Transcribe the entries exactly; images are not part of the copy.

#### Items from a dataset
----

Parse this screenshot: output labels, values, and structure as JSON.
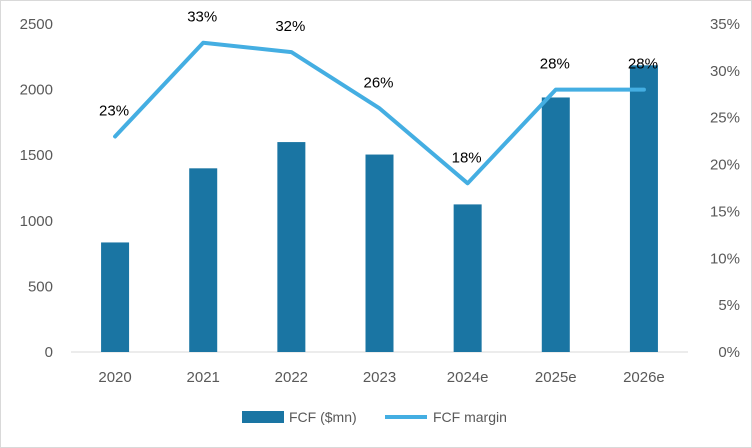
{
  "chart_data": {
    "type": "bar",
    "categories": [
      "2020",
      "2021",
      "2022",
      "2023",
      "2024e",
      "2025e",
      "2026e"
    ],
    "series": [
      {
        "name": "FCF ($mn)",
        "type": "bar",
        "axis": "left",
        "color": "#1a75a3",
        "values": [
          835,
          1400,
          1600,
          1505,
          1125,
          1940,
          2185
        ]
      },
      {
        "name": "FCF margin",
        "type": "line",
        "axis": "right",
        "color": "#44aee2",
        "values": [
          0.23,
          0.33,
          0.32,
          0.26,
          0.18,
          0.28,
          0.28
        ],
        "data_labels": [
          "23%",
          "33%",
          "32%",
          "26%",
          "18%",
          "28%",
          "28%"
        ]
      }
    ],
    "y_left": {
      "range": [
        0,
        2500
      ],
      "ticks": [
        0,
        500,
        1000,
        1500,
        2000,
        2500
      ],
      "tick_labels": [
        "0",
        "500",
        "1000",
        "1500",
        "2000",
        "2500"
      ]
    },
    "y_right": {
      "range": [
        0,
        0.35
      ],
      "ticks": [
        0,
        0.05,
        0.1,
        0.15,
        0.2,
        0.25,
        0.3,
        0.35
      ],
      "tick_labels": [
        "0%",
        "5%",
        "10%",
        "15%",
        "20%",
        "25%",
        "30%",
        "35%"
      ]
    },
    "title": "",
    "xlabel": "",
    "ylabel": "",
    "grid": false,
    "legend": {
      "position": "bottom",
      "entries": [
        "FCF ($mn)",
        "FCF margin"
      ]
    }
  }
}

----

#### FINISHED ANSWER
Parse this screenshot: output labels, values, and structure as JSON.
{
  "chart_data": {
    "type": "bar",
    "categories": [
      "2020",
      "2021",
      "2022",
      "2023",
      "2024e",
      "2025e",
      "2026e"
    ],
    "series": [
      {
        "name": "FCF ($mn)",
        "type": "bar",
        "axis": "left",
        "color": "#1a75a3",
        "values": [
          835,
          1400,
          1600,
          1505,
          1125,
          1940,
          2185
        ]
      },
      {
        "name": "FCF margin",
        "type": "line",
        "axis": "right",
        "color": "#44aee2",
        "values": [
          0.23,
          0.33,
          0.32,
          0.26,
          0.18,
          0.28,
          0.28
        ],
        "data_labels": [
          "23%",
          "33%",
          "32%",
          "26%",
          "18%",
          "28%",
          "28%"
        ]
      }
    ],
    "y_left": {
      "range": [
        0,
        2500
      ],
      "ticks": [
        0,
        500,
        1000,
        1500,
        2000,
        2500
      ],
      "tick_labels": [
        "0",
        "500",
        "1000",
        "1500",
        "2000",
        "2500"
      ]
    },
    "y_right": {
      "range": [
        0,
        0.35
      ],
      "ticks": [
        0,
        0.05,
        0.1,
        0.15,
        0.2,
        0.25,
        0.3,
        0.35
      ],
      "tick_labels": [
        "0%",
        "5%",
        "10%",
        "15%",
        "20%",
        "25%",
        "30%",
        "35%"
      ]
    },
    "title": "",
    "xlabel": "",
    "ylabel": "",
    "grid": false,
    "legend": {
      "position": "bottom",
      "entries": [
        "FCF ($mn)",
        "FCF margin"
      ]
    }
  }
}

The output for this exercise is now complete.